● **STATED EXERCISE**
Can you pull out each line of the data below that includes the word "title"?

···

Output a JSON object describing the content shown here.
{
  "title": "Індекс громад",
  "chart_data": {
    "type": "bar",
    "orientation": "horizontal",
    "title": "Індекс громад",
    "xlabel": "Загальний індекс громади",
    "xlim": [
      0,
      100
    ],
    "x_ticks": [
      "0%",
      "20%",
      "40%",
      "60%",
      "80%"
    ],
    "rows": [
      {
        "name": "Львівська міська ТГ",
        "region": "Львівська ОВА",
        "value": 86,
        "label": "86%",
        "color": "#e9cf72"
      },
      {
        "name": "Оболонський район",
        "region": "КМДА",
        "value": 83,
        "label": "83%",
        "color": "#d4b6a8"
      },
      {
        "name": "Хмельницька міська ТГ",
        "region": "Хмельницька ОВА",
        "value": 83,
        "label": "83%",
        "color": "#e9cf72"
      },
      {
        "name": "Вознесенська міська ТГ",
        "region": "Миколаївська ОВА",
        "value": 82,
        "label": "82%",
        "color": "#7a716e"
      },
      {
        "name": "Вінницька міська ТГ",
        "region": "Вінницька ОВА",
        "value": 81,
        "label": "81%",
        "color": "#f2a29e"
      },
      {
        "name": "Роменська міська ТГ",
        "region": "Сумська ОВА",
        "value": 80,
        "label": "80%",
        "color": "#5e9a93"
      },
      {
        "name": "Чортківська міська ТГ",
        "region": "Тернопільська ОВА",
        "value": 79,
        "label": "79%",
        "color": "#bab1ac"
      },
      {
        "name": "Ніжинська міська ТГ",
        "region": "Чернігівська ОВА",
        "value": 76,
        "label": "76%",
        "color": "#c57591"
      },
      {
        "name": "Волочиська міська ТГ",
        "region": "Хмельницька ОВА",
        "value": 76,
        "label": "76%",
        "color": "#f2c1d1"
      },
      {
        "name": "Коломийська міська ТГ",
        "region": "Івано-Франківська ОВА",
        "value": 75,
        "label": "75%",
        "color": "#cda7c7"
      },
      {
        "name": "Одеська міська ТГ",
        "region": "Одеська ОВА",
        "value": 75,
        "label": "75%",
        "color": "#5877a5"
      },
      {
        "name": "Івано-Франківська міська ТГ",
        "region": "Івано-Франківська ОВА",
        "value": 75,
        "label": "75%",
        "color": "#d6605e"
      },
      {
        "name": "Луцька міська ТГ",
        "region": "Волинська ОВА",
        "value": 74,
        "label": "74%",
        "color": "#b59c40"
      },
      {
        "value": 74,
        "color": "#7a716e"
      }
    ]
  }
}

···

● **PROBLEM SOLUTION**
  "title": "Індекс громад",
    "title": "Індекс громад",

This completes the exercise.